Data records
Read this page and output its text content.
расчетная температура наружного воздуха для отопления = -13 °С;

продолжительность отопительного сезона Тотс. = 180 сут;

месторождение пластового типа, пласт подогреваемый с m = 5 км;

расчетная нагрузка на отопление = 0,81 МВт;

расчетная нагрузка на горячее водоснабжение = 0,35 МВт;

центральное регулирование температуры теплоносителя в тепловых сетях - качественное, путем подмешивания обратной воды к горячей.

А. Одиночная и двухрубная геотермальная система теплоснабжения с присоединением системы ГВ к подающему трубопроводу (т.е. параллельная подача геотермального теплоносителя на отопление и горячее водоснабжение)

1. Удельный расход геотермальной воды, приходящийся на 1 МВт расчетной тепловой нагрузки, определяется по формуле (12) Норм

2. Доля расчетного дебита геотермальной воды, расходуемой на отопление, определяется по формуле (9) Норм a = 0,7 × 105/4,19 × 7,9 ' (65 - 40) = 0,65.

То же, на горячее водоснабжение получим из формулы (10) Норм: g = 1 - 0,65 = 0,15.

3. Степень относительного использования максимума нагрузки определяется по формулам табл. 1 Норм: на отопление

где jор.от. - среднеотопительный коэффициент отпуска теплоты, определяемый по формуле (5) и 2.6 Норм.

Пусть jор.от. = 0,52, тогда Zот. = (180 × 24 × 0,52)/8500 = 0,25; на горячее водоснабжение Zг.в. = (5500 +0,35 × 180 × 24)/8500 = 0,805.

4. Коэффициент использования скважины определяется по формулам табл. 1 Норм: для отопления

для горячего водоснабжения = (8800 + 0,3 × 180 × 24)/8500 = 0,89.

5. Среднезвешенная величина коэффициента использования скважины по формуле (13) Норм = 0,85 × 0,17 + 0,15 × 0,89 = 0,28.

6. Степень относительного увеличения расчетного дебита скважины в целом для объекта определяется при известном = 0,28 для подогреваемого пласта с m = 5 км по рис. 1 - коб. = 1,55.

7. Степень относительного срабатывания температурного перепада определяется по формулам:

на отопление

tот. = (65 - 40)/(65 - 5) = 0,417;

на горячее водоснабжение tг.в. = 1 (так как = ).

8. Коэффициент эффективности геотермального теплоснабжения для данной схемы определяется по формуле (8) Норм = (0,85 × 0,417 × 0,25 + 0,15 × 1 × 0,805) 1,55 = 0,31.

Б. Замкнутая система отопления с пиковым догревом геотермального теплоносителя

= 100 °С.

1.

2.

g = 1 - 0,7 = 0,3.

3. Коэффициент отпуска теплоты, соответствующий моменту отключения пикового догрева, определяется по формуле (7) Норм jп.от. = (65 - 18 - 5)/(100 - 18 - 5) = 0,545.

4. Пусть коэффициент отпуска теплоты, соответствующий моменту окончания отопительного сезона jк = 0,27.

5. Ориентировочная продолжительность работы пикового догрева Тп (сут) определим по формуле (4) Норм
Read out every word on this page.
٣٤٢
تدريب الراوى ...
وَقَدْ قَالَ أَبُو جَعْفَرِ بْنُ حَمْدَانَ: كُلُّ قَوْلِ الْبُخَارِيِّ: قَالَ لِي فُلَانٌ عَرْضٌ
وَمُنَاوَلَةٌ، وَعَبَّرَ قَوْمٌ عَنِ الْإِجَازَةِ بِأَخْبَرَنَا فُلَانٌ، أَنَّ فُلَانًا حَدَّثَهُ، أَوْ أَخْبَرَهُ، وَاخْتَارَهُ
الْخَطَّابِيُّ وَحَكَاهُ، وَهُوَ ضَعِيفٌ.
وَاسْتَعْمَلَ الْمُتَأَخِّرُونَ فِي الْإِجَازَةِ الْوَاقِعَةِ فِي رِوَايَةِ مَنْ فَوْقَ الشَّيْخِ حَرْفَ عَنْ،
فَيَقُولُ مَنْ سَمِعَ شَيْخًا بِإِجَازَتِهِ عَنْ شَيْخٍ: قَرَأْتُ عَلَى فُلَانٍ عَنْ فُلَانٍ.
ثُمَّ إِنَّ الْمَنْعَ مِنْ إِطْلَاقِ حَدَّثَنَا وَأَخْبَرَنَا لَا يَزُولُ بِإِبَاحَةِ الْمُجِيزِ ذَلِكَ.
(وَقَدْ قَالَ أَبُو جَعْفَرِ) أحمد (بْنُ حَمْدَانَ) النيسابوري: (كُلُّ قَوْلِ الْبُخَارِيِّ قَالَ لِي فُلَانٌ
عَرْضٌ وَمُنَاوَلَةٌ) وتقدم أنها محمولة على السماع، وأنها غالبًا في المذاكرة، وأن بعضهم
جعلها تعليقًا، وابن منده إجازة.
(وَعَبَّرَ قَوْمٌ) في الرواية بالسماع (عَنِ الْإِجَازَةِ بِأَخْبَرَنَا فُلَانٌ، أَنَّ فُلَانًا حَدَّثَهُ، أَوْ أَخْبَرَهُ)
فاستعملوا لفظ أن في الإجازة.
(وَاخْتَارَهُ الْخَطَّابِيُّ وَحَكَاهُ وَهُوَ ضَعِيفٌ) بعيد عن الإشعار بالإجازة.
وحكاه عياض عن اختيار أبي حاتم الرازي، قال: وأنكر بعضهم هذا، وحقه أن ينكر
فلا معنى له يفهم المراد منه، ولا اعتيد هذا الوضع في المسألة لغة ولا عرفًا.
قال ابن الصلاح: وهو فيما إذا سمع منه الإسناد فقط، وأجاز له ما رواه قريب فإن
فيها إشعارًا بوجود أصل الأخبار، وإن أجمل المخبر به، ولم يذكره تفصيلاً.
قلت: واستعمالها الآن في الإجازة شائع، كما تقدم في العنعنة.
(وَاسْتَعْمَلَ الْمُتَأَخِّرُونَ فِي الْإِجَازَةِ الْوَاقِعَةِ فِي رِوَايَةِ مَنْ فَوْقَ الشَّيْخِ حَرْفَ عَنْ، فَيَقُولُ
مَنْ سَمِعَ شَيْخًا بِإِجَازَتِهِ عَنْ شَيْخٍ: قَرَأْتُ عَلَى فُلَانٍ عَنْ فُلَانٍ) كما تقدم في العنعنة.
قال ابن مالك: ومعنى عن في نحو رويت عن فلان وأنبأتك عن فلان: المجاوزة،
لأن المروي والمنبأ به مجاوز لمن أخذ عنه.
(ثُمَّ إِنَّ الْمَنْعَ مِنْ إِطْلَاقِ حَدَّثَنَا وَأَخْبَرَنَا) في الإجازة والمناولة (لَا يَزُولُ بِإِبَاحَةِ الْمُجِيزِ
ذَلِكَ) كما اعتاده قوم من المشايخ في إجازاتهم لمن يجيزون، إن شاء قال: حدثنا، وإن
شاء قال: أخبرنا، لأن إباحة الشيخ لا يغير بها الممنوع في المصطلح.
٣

● **AIM OF THE EXERCISE**
Find every line in the listing that holds the string "расчетная", then say how many there are as a bare number.

● **THE SOLUTION**
3